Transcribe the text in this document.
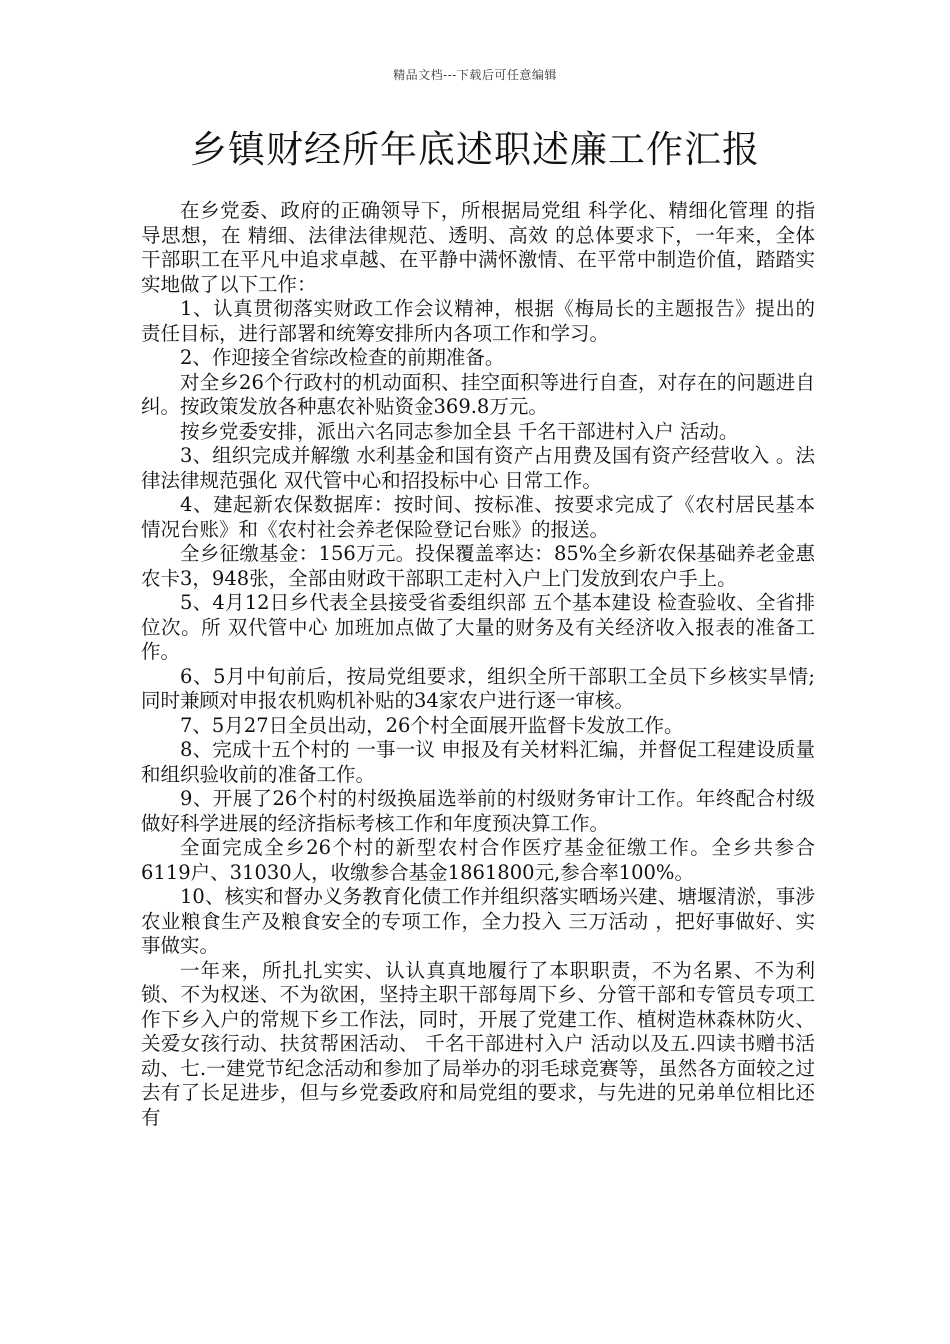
精品文档---下载后可任意编辑
乡镇财经所年底述职述廉工作汇报

在乡党委、政府的正确领导下，所根据局党组 科学化、精细化管理 的指导思想，在 精细、法律法律规范、透明、高效 的总体要求下，一年来，全体干部职工在平凡中追求卓越、在平静中满怀激情、在平常中制造价值，踏踏实实地做了以下工作：

1、认真贯彻落实财政工作会议精神，根据《梅局长的主题报告》提出的责任目标，进行部署和统筹安排所内各项工作和学习。

2、作迎接全省综改检查的前期准备。

对全乡26个行政村的机动面积、挂空面积等进行自查，对存在的问题进自纠。按政策发放各种惠农补贴资金369.8万元。

按乡党委安排，派出六名同志参加全县 千名干部进村入户 活动。

3、组织完成并解缴 水利基金和国有资产占用费及国有资产经营收入 。法律法律规范强化 双代管中心和招投标中心 日常工作。

4、建起新农保数据库：按时间、按标准、按要求完成了《农村居民基本情况台账》和《农村社会养老保险登记台账》的报送。

全乡征缴基金：156万元。投保覆盖率达：85%全乡新农保基础养老金惠农卡3，948张，全部由财政干部职工走村入户上门发放到农户手上。

5、4月12日乡代表全县接受省委组织部 五个基本建设 检查验收、全省排位次。所 双代管中心 加班加点做了大量的财务及有关经济收入报表的准备工作。

6、5月中旬前后，按局党组要求，组织全所干部职工全员下乡核实旱情;同时兼顾对申报农机购机补贴的34家农户进行逐一审核。

7、5月27日全员出动，26个村全面展开监督卡发放工作。

8、完成十五个村的 一事一议 申报及有关材料汇编，并督促工程建设质量和组织验收前的准备工作。

9、开展了26个村的村级换届选举前的村级财务审计工作。年终配合村级做好科学进展的经济指标考核工作和年度预决算工作。

全面完成全乡26个村的新型农村合作医疗基金征缴工作。全乡共参合6119户、31030人，收缴参合基金1861800元,参合率100%。

10、核实和督办义务教育化债工作并组织落实晒场兴建、塘堰清淤，事涉农业粮食生产及粮食安全的专项工作，全力投入 三万活动 ，把好事做好、实事做实。

一年来，所扎扎实实、认认真真地履行了本职职责，不为名累、不为利锁、不为权迷、不为欲困，坚持主职干部每周下乡、分管干部和专管员专项工作下乡入户的常规下乡工作法，同时，开展了党建工作、植树造林森林防火、关爱女孩行动、扶贫帮困活动、 千名干部进村入户 活动以及五.四读书赠书活动、七.一建党节纪念活动和参加了局举办的羽毛球竞赛等，虽然各方面较之过去有了长足进步，但与乡党委政府和局党组的要求，与先进的兄弟单位相比还有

****************************************

> [SET EXERCISE] Extract every line that has the string "千名干部进村入户" in it.

> [CORRECT OUTPUT]
按乡党委安排，派出六名同志参加全县 千名干部进村入户 活动。
一年来，所扎扎实实、认认真真地履行了本职职责，不为名累、不为利锁、不为权迷、不为欲困，坚持主职干部每周下乡、分管干部和专管员专项工作下乡入户的常规下乡工作法，同时，开展了党建工作、植树造林森林防火、关爱女孩行动、扶贫帮困活动、 千名干部进村入户 活动以及五.四读书赠书活动、七.一建党节纪念活动和参加了局举办的羽毛球竞赛等，虽然各方面较之过去有了长足进步，但与乡党委政府和局党组的要求，与先进的兄弟单位相比还有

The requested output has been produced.